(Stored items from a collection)
▼

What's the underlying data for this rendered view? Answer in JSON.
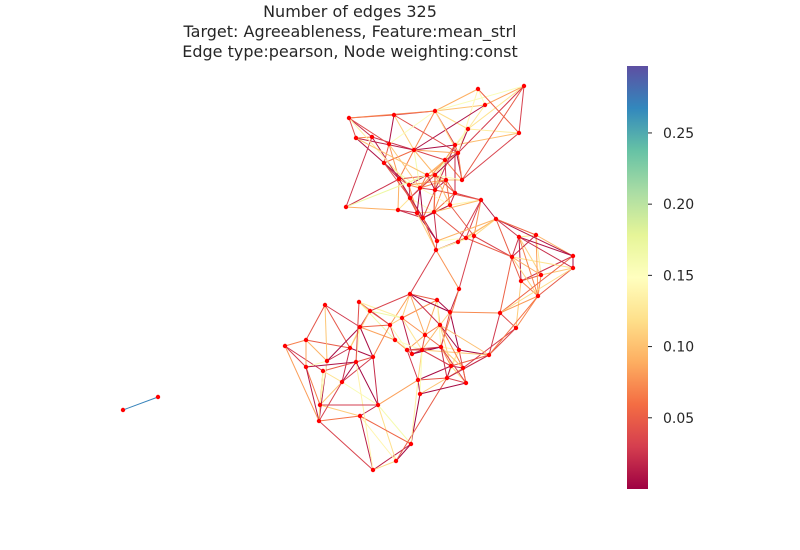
{
  "title": {
    "line1": "Number of edges 325",
    "line2": "Target: Agreeableness, Feature:mean_strl",
    "line3": "Edge type:pearson, Node weighting:const"
  },
  "colorbar": {
    "colormap": "Spectral",
    "vmin": 0.0,
    "vmax": 0.297,
    "ticks": [
      {
        "value": 0.05,
        "label": "0.05"
      },
      {
        "value": 0.1,
        "label": "0.10"
      },
      {
        "value": 0.15,
        "label": "0.15"
      },
      {
        "value": 0.2,
        "label": "0.20"
      },
      {
        "value": 0.25,
        "label": "0.25"
      }
    ]
  },
  "style": {
    "node_color": "#ff0000",
    "background": "#ffffff"
  }
}
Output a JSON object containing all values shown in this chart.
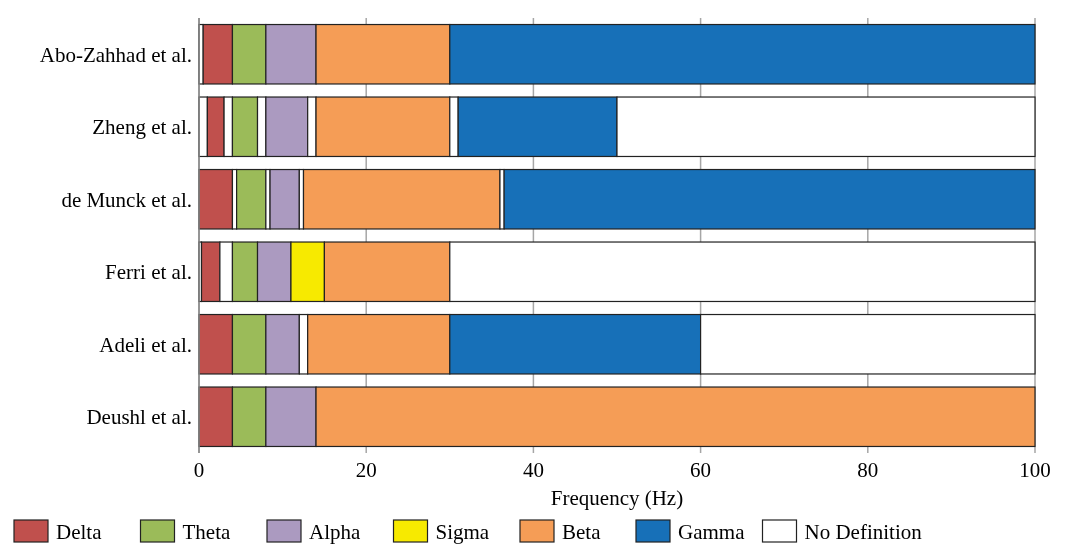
{
  "chart_data": {
    "type": "bar",
    "orientation": "horizontal",
    "stacked": true,
    "xlabel": "Frequency (Hz)",
    "categories": [
      "Abo-Zahhad et al.",
      "Zheng et al.",
      "de Munck et al.",
      "Ferri et al.",
      "Adeli et al.",
      "Deushl et al."
    ],
    "xlim": [
      0,
      100
    ],
    "xticks": [
      0,
      20,
      40,
      60,
      80,
      100
    ],
    "grid": "x",
    "legend": "bottom",
    "series": [
      {
        "color": "#ffffff",
        "values": [
          0.5,
          1,
          null,
          0.3,
          null,
          null
        ]
      },
      {
        "name": "Delta",
        "color": "#c0504d",
        "values": [
          3.5,
          2,
          4,
          2.2,
          4,
          4
        ]
      },
      {
        "color": "#ffffff",
        "values": [
          null,
          1,
          0.5,
          1.5,
          null,
          null
        ]
      },
      {
        "name": "Theta",
        "color": "#9bbb59",
        "values": [
          4,
          3,
          3.5,
          3,
          4,
          4
        ]
      },
      {
        "color": "#ffffff",
        "values": [
          null,
          1,
          0.5,
          null,
          null,
          null
        ]
      },
      {
        "name": "Alpha",
        "color": "#ab9ac0",
        "values": [
          6,
          5,
          3.5,
          4,
          4,
          6
        ]
      },
      {
        "name": "Sigma",
        "color": "#f7ea00",
        "values": [
          null,
          null,
          null,
          4,
          null,
          null
        ]
      },
      {
        "color": "#ffffff",
        "values": [
          null,
          1,
          0.5,
          null,
          1,
          null
        ]
      },
      {
        "name": "Beta",
        "color": "#f59d56",
        "values": [
          16,
          16,
          23.5,
          15,
          17,
          86
        ]
      },
      {
        "color": "#ffffff",
        "values": [
          null,
          1,
          0.5,
          null,
          null,
          null
        ]
      },
      {
        "name": "Gamma",
        "color": "#1770b8",
        "values": [
          70,
          19,
          63.5,
          null,
          30,
          null
        ]
      },
      {
        "name": "No Definition",
        "color": "#ffffff",
        "values": [
          null,
          50,
          null,
          70,
          40,
          null
        ]
      }
    ]
  }
}
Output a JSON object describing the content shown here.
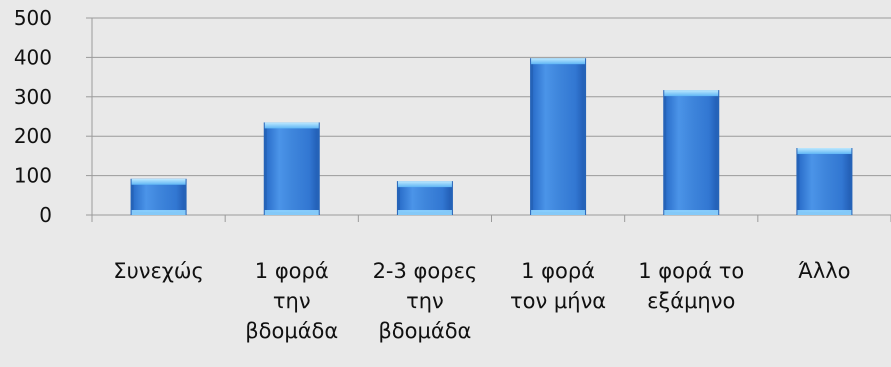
{
  "chart_data": {
    "type": "bar",
    "categories": [
      [
        "Συνεχώς"
      ],
      [
        "1 φορά",
        "την",
        "βδομάδα"
      ],
      [
        "2-3 φορες",
        "την",
        "βδομάδα"
      ],
      [
        "1 φορά",
        "τον μήνα"
      ],
      [
        "1 φορά το",
        "εξάμηνο"
      ],
      [
        "Άλλο"
      ]
    ],
    "values": [
      92,
      235,
      86,
      398,
      317,
      170
    ],
    "yticks": [
      "0",
      "100",
      "200",
      "300",
      "400",
      "500"
    ],
    "ylim": [
      0,
      500
    ],
    "grid": true,
    "colors": {
      "bar_fill": "#3e86dd",
      "bar_edge": "#8fd4ff",
      "bar_dark": "#2563b8",
      "grid": "#9a9a9a",
      "background": "#e9e9e9"
    }
  }
}
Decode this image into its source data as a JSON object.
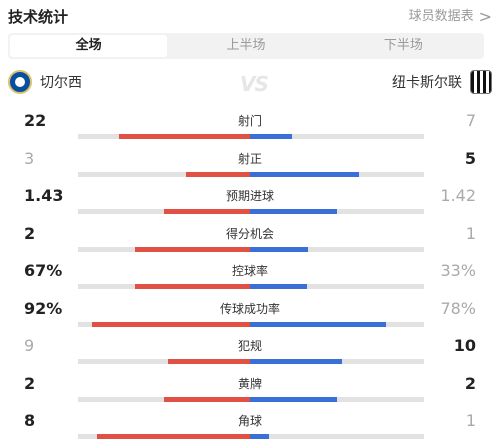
{
  "header": {
    "title": "技术统计",
    "more_label": "球员数据表",
    "chevron": ">"
  },
  "tabs": [
    {
      "label": "全场",
      "active": true
    },
    {
      "label": "上半场",
      "active": false
    },
    {
      "label": "下半场",
      "active": false
    }
  ],
  "teams": {
    "home": {
      "name": "切尔西",
      "crest_icon": "chelsea-crest-icon"
    },
    "away": {
      "name": "纽卡斯尔联",
      "crest_icon": "newcastle-crest-icon"
    },
    "vs_label": "VS"
  },
  "colors": {
    "home": "#e05045",
    "away": "#3a6fd8",
    "track": "#e2e2e2"
  },
  "stats": [
    {
      "label": "射门",
      "home": "22",
      "away": "7",
      "home_share": 0.759,
      "away_share": 0.241,
      "leader": "home"
    },
    {
      "label": "射正",
      "home": "3",
      "away": "5",
      "home_share": 0.375,
      "away_share": 0.625,
      "leader": "away"
    },
    {
      "label": "预期进球",
      "home": "1.43",
      "away": "1.42",
      "home_share": 0.502,
      "away_share": 0.498,
      "leader": "home"
    },
    {
      "label": "得分机会",
      "home": "2",
      "away": "1",
      "home_share": 0.667,
      "away_share": 0.333,
      "leader": "home"
    },
    {
      "label": "控球率",
      "home": "67%",
      "away": "33%",
      "home_share": 0.67,
      "away_share": 0.33,
      "leader": "home"
    },
    {
      "label": "传球成功率",
      "home": "92%",
      "away": "78%",
      "home_share": 0.92,
      "away_share": 0.78,
      "leader": "home"
    },
    {
      "label": "犯规",
      "home": "9",
      "away": "10",
      "home_share": 0.474,
      "away_share": 0.526,
      "leader": "away"
    },
    {
      "label": "黄牌",
      "home": "2",
      "away": "2",
      "home_share": 0.5,
      "away_share": 0.5,
      "leader": "both"
    },
    {
      "label": "角球",
      "home": "8",
      "away": "1",
      "home_share": 0.889,
      "away_share": 0.111,
      "leader": "home"
    }
  ]
}
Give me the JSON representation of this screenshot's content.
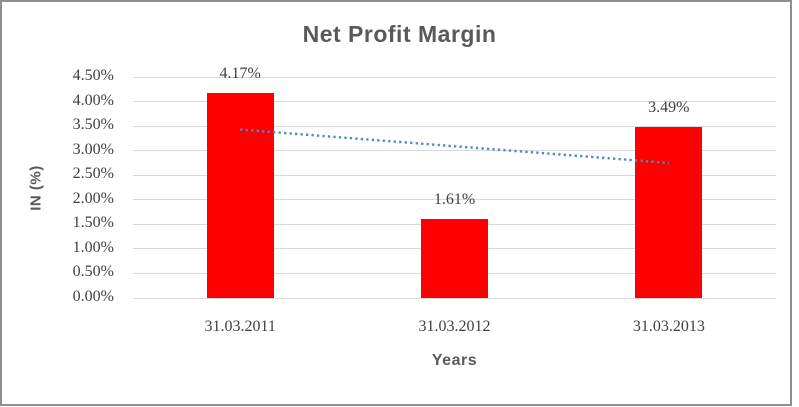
{
  "chart_data": {
    "type": "bar",
    "title": "Net Profit Margin",
    "categories": [
      "31.03.2011",
      "31.03.2012",
      "31.03.2013"
    ],
    "values": [
      4.17,
      1.61,
      3.49
    ],
    "data_labels": [
      "4.17%",
      "1.61%",
      "3.49%"
    ],
    "xlabel": "Years",
    "ylabel": "IN (%)",
    "ylim": [
      0,
      4.5
    ],
    "ytick_step": 0.5,
    "yticks": [
      "0.00%",
      "0.50%",
      "1.00%",
      "1.50%",
      "2.00%",
      "2.50%",
      "3.00%",
      "3.50%",
      "4.00%",
      "4.50%"
    ],
    "grid": true,
    "legend": "none",
    "bar_color": "#ff0000",
    "gridline_color": "#d9d9d9",
    "trendline": {
      "type": "linear",
      "style": "dotted",
      "color": "#4f86c7",
      "start_value": 3.43,
      "end_value": 2.75
    },
    "text_colors": {
      "title": "#595959",
      "axis_title": "#595959",
      "tick_label": "#404040",
      "data_label": "#3f3f3f"
    }
  }
}
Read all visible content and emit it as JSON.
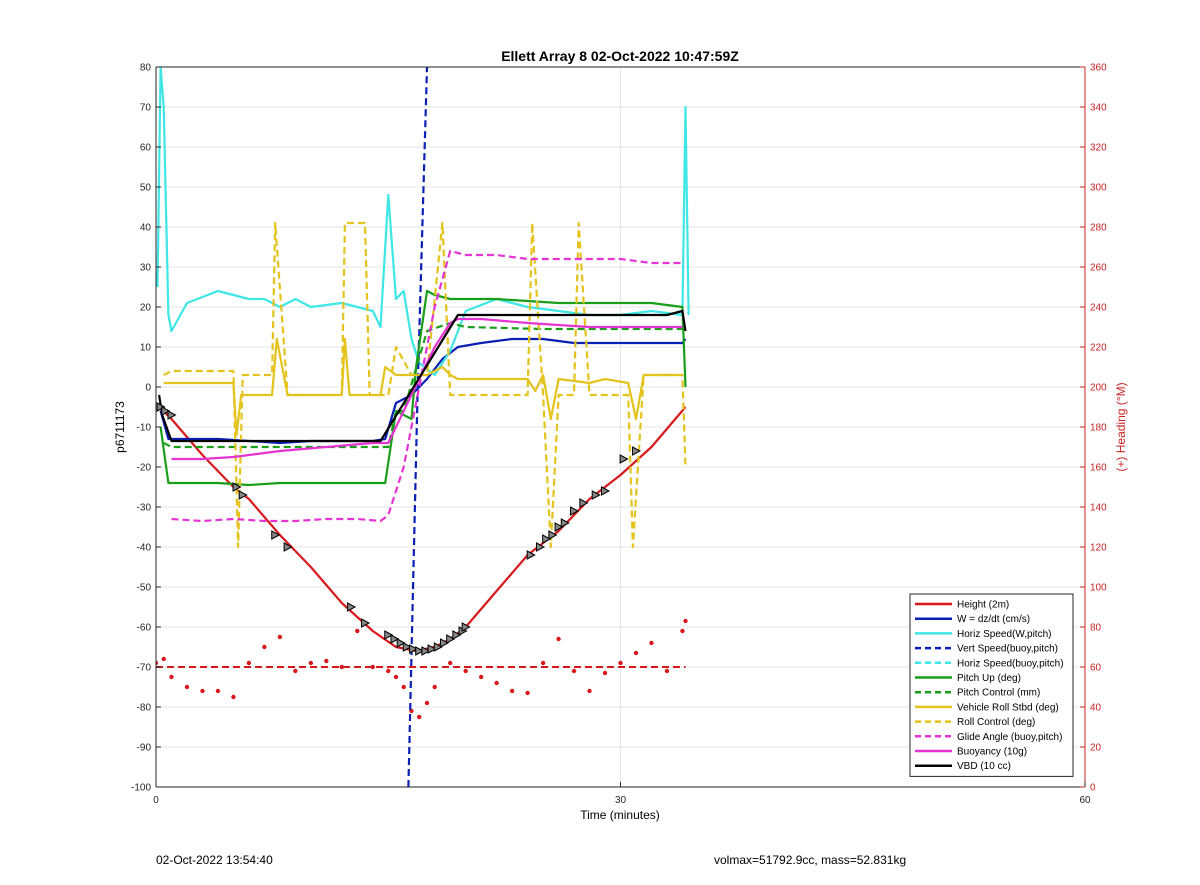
{
  "footer": {
    "left": "02-Oct-2022 13:54:40",
    "right": "volmax=51792.9cc, mass=52.831kg"
  },
  "chart_data": {
    "type": "line",
    "title": "Ellett Array 8 02-Oct-2022 10:47:59Z",
    "xlabel": "Time (minutes)",
    "ylabel": "p6711173",
    "y2label": "(+) Heading (°M)",
    "xlim": [
      0,
      60
    ],
    "ylim": [
      -100,
      80
    ],
    "y2lim": [
      0,
      360
    ],
    "xticks": [
      0,
      30,
      60
    ],
    "yticks": [
      80,
      70,
      60,
      50,
      40,
      30,
      20,
      10,
      0,
      -10,
      -20,
      -30,
      -40,
      -50,
      -60,
      -70,
      -80,
      -90,
      -100
    ],
    "y2ticks": [
      360,
      340,
      320,
      300,
      280,
      260,
      240,
      220,
      200,
      180,
      160,
      140,
      120,
      100,
      80,
      60,
      40,
      20,
      0
    ],
    "grid": true,
    "legend_position": "bottom-right",
    "colors": {
      "red": "#d7191c",
      "blue": "#0a1fb5",
      "cyan": "#3ee6e6",
      "green": "#1a9e1a",
      "yellow": "#e3c31c",
      "magenta": "#e633d4",
      "black": "#000000",
      "right_axis": "#cc2222"
    },
    "series": [
      {
        "name": "Height (2m)",
        "color": "#d7191c",
        "style": "solid",
        "x": [
          0.2,
          1,
          3,
          5,
          6,
          8,
          10,
          12,
          14,
          15.5,
          16.8,
          18,
          19,
          20,
          22,
          24,
          26,
          28,
          30,
          32,
          34.2
        ],
        "y": [
          -5,
          -8,
          -17,
          -25,
          -28,
          -37,
          -45,
          -54,
          -61,
          -65,
          -66,
          -65,
          -63,
          -60,
          -51,
          -42,
          -36,
          -28,
          -22,
          -15,
          -5
        ]
      },
      {
        "name": "W = dz/dt (cm/s)",
        "color": "#0a1fb5",
        "style": "solid",
        "x": [
          0.3,
          0.8,
          2,
          4,
          6,
          8,
          10,
          12,
          14,
          14.8,
          15.5,
          16.5,
          17.5,
          18.5,
          19.5,
          21,
          23,
          25,
          27,
          29,
          31,
          33,
          34,
          34.2
        ],
        "y": [
          -6,
          -13,
          -13,
          -13,
          -13.5,
          -14,
          -13.5,
          -13.5,
          -13.5,
          -13,
          -4,
          -2,
          2,
          7,
          10,
          11,
          12,
          12,
          11,
          11,
          11,
          11,
          11,
          12
        ]
      },
      {
        "name": "Horiz Speed(W,pitch)",
        "color": "#3ee6e6",
        "style": "solid",
        "x": [
          0.1,
          0.3,
          0.5,
          0.8,
          1,
          2,
          4,
          6,
          7,
          8,
          9,
          10,
          12,
          14,
          14.5,
          15,
          15.5,
          16,
          16.5,
          17,
          18,
          19,
          20,
          22,
          24,
          26,
          28,
          30,
          32,
          34,
          34.2,
          34.4
        ],
        "y": [
          25,
          80,
          70,
          18,
          14,
          21,
          24,
          22,
          22,
          20,
          22,
          20,
          21,
          19,
          15,
          48,
          22,
          24,
          12,
          6,
          3,
          9,
          19,
          22,
          20,
          19,
          18,
          18,
          19,
          18,
          70,
          18
        ]
      },
      {
        "name": "Vert Speed(buoy,pitch)",
        "color": "#0a1fb5",
        "style": "dashed",
        "x": [
          16.3,
          16.9,
          17.5
        ],
        "y": [
          -100,
          0,
          80
        ]
      },
      {
        "name": "Horiz Speed(buoy,pitch)",
        "color": "#3ee6e6",
        "style": "dashed",
        "x": [],
        "y": []
      },
      {
        "name": "Pitch Up (deg)",
        "color": "#1a9e1a",
        "style": "solid",
        "x": [
          0.3,
          0.8,
          2,
          4,
          6,
          8,
          10,
          12,
          14,
          14.8,
          15.5,
          16.5,
          16.8,
          17.5,
          18,
          19,
          20,
          22,
          24,
          26,
          28,
          30,
          32,
          34,
          34.2
        ],
        "y": [
          -10,
          -24,
          -24,
          -24,
          -24.5,
          -24,
          -24,
          -24,
          -24,
          -24,
          -6,
          -8,
          5,
          24,
          23,
          22,
          22,
          22,
          21.5,
          21,
          21,
          21,
          21,
          20,
          0
        ]
      },
      {
        "name": "Pitch Control (mm)",
        "color": "#1a9e1a",
        "style": "dashed",
        "x": [
          0.5,
          1,
          5,
          10,
          15,
          15.5,
          16,
          17.5,
          19,
          20,
          25,
          30,
          34
        ],
        "y": [
          -14,
          -15,
          -15,
          -15,
          -15,
          -6,
          -6,
          14,
          16,
          15,
          14.5,
          14.5,
          14.5
        ]
      },
      {
        "name": "Vehicle Roll Stbd (deg)",
        "color": "#e3c31c",
        "style": "solid",
        "x": [
          0.5,
          1,
          5,
          5.2,
          5.5,
          7.5,
          7.8,
          8.5,
          9,
          12,
          12.2,
          12.5,
          14.5,
          14.8,
          15.5,
          16.5,
          17.5,
          18.5,
          19,
          19.5,
          24,
          24.5,
          25,
          25.5,
          26,
          28,
          29,
          30.5,
          31,
          31.5,
          34
        ],
        "y": [
          1,
          1,
          1,
          -12,
          -2,
          -2,
          12,
          -2,
          -2,
          -2,
          12,
          -2,
          -2,
          5,
          3,
          3,
          3,
          5,
          3,
          2,
          2,
          -1,
          3,
          -8,
          2,
          1,
          2,
          1,
          -8,
          3,
          3
        ]
      },
      {
        "name": "Roll Control (deg)",
        "color": "#e3c31c",
        "style": "dashed",
        "x": [
          0.5,
          1,
          5,
          5.3,
          5.6,
          7.5,
          7.7,
          8.5,
          9,
          12,
          12.2,
          13.5,
          13.8,
          15,
          15.5,
          16.5,
          17.5,
          18.5,
          19,
          19.5,
          24,
          24.3,
          25,
          25.5,
          26,
          27,
          27.3,
          28,
          29,
          30.5,
          30.8,
          31.5,
          34,
          34.2
        ],
        "y": [
          3,
          4,
          4,
          -40,
          3,
          3,
          41,
          -2,
          -2,
          -2,
          41,
          41,
          -2,
          -2,
          10,
          3,
          3,
          41,
          -2,
          -2,
          -2,
          41,
          -2,
          -40,
          -2,
          -2,
          41,
          -2,
          -2,
          -2,
          -40,
          3,
          3,
          -20
        ]
      },
      {
        "name": "Glide Angle (buoy,pitch)",
        "color": "#e633d4",
        "style": "dashed",
        "x": [
          1,
          3,
          5,
          7,
          9,
          11,
          13,
          14.5,
          15,
          16,
          17,
          18,
          19,
          20,
          22,
          24,
          26,
          28,
          30,
          32,
          34
        ],
        "y": [
          -33,
          -33.5,
          -33,
          -33.5,
          -33.5,
          -33,
          -33,
          -33.5,
          -32,
          -20,
          0,
          20,
          34,
          33,
          33,
          32,
          32,
          32,
          32,
          31,
          31
        ]
      },
      {
        "name": "Buoyancy (10g)",
        "color": "#e633d4",
        "style": "solid",
        "x": [
          1,
          3,
          5,
          8,
          11,
          14,
          15,
          16,
          17,
          18,
          19,
          19.5,
          21,
          24,
          28,
          31,
          34
        ],
        "y": [
          -18,
          -18,
          -17.5,
          -16,
          -15,
          -14,
          -14,
          -6,
          2,
          10,
          16,
          17,
          17,
          16,
          15,
          15,
          15
        ]
      },
      {
        "name": "VBD (10 cc)",
        "color": "#000000",
        "style": "solid",
        "x": [
          0.2,
          0.4,
          1,
          14.5,
          19.5,
          22,
          26,
          30,
          33,
          34,
          34.2
        ],
        "y": [
          -2,
          -7,
          -13.5,
          -13.5,
          18,
          18,
          18,
          18,
          18,
          19,
          14
        ]
      }
    ],
    "heading_series": {
      "name": "heading dots",
      "axis": "right",
      "color": "#d7191c",
      "x": [
        0,
        0.5,
        1,
        2,
        3,
        4,
        5,
        6,
        7,
        8,
        9,
        10,
        11,
        12,
        13,
        14,
        15,
        15.5,
        16,
        16.5,
        17,
        17.5,
        18,
        19,
        20,
        21,
        22,
        23,
        24,
        25,
        26,
        27,
        28,
        29,
        30,
        31,
        32,
        33,
        34,
        34.2
      ],
      "y": [
        62,
        64,
        55,
        50,
        48,
        48,
        45,
        62,
        70,
        75,
        58,
        62,
        63,
        60,
        78,
        60,
        58,
        55,
        50,
        38,
        35,
        42,
        50,
        62,
        58,
        55,
        52,
        48,
        47,
        62,
        74,
        58,
        48,
        57,
        62,
        67,
        72,
        58,
        78,
        83
      ]
    },
    "heading_reference": {
      "axis": "right",
      "color": "#d7191c",
      "style": "dashed",
      "x": [
        0,
        34.2
      ],
      "y": [
        60,
        60
      ]
    },
    "height_markers": {
      "x": [
        0.3,
        0.6,
        1,
        5.2,
        5.6,
        7.7,
        8.5,
        12.6,
        13.5,
        15,
        15.4,
        15.8,
        16.2,
        16.6,
        17,
        17.4,
        17.8,
        18.2,
        18.6,
        19,
        19.4,
        19.8,
        20,
        24.2,
        24.8,
        25.2,
        25.6,
        26,
        26.4,
        27,
        27.6,
        28.4,
        29,
        30.2,
        31
      ],
      "y": [
        -5,
        -6,
        -7,
        -25,
        -27,
        -37,
        -40,
        -55,
        -59,
        -62,
        -63,
        -64,
        -65,
        -65.5,
        -66,
        -66,
        -65.5,
        -65,
        -64,
        -63,
        -62,
        -61,
        -60,
        -42,
        -40,
        -38,
        -37,
        -35,
        -34,
        -31,
        -29,
        -27,
        -26,
        -18,
        -16
      ]
    }
  }
}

▲

— What you are asked to do —
In the records above, how many lines contain the string "content"? State that number only.

— Exercise solution —
3